All of the data needs to be repeated exactly.

(Records from a collection)
##############################
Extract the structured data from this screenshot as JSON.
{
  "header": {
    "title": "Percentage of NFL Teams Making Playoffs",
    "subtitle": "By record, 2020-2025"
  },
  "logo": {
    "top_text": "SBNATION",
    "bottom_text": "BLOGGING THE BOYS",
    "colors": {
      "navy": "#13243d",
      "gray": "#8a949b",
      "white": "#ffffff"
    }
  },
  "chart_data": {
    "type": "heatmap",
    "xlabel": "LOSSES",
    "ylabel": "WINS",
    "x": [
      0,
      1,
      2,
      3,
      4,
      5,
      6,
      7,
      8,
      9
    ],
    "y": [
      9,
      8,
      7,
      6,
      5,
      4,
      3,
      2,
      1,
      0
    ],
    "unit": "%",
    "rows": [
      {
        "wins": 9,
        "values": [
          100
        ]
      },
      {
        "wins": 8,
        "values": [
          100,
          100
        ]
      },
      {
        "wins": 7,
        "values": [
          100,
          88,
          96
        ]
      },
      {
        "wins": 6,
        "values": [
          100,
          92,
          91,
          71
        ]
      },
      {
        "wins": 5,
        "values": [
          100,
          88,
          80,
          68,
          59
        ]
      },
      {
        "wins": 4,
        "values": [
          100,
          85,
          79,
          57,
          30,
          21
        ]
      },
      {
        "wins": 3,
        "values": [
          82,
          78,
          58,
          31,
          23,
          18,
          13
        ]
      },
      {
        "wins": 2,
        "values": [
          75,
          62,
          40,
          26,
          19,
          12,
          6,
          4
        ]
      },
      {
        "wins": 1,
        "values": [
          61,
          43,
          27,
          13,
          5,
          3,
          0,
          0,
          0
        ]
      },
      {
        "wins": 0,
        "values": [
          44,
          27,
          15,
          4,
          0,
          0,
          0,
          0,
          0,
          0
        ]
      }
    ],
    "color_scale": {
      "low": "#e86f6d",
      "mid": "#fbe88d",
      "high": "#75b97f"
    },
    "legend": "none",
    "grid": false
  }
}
##############################
= EXPECTED OUTPUT =
Extract the structured data from this screenshot as JSON.
{
  "header": {
    "title": "Percentage of NFL Teams Making Playoffs",
    "subtitle": "By record, 2020-2025"
  },
  "logo": {
    "top_text": "SBNATION",
    "bottom_text": "BLOGGING THE BOYS",
    "colors": {
      "navy": "#13243d",
      "gray": "#8a949b",
      "white": "#ffffff"
    }
  },
  "chart_data": {
    "type": "heatmap",
    "xlabel": "LOSSES",
    "ylabel": "WINS",
    "x": [
      0,
      1,
      2,
      3,
      4,
      5,
      6,
      7,
      8,
      9
    ],
    "y": [
      9,
      8,
      7,
      6,
      5,
      4,
      3,
      2,
      1,
      0
    ],
    "unit": "%",
    "rows": [
      {
        "wins": 9,
        "values": [
          100
        ]
      },
      {
        "wins": 8,
        "values": [
          100,
          100
        ]
      },
      {
        "wins": 7,
        "values": [
          100,
          88,
          96
        ]
      },
      {
        "wins": 6,
        "values": [
          100,
          92,
          91,
          71
        ]
      },
      {
        "wins": 5,
        "values": [
          100,
          88,
          80,
          68,
          59
        ]
      },
      {
        "wins": 4,
        "values": [
          100,
          85,
          79,
          57,
          30,
          21
        ]
      },
      {
        "wins": 3,
        "values": [
          82,
          78,
          58,
          31,
          23,
          18,
          13
        ]
      },
      {
        "wins": 2,
        "values": [
          75,
          62,
          40,
          26,
          19,
          12,
          6,
          4
        ]
      },
      {
        "wins": 1,
        "values": [
          61,
          43,
          27,
          13,
          5,
          3,
          0,
          0,
          0
        ]
      },
      {
        "wins": 0,
        "values": [
          44,
          27,
          15,
          4,
          0,
          0,
          0,
          0,
          0,
          0
        ]
      }
    ],
    "color_scale": {
      "low": "#e86f6d",
      "mid": "#fbe88d",
      "high": "#75b97f"
    },
    "legend": "none",
    "grid": false
  }
}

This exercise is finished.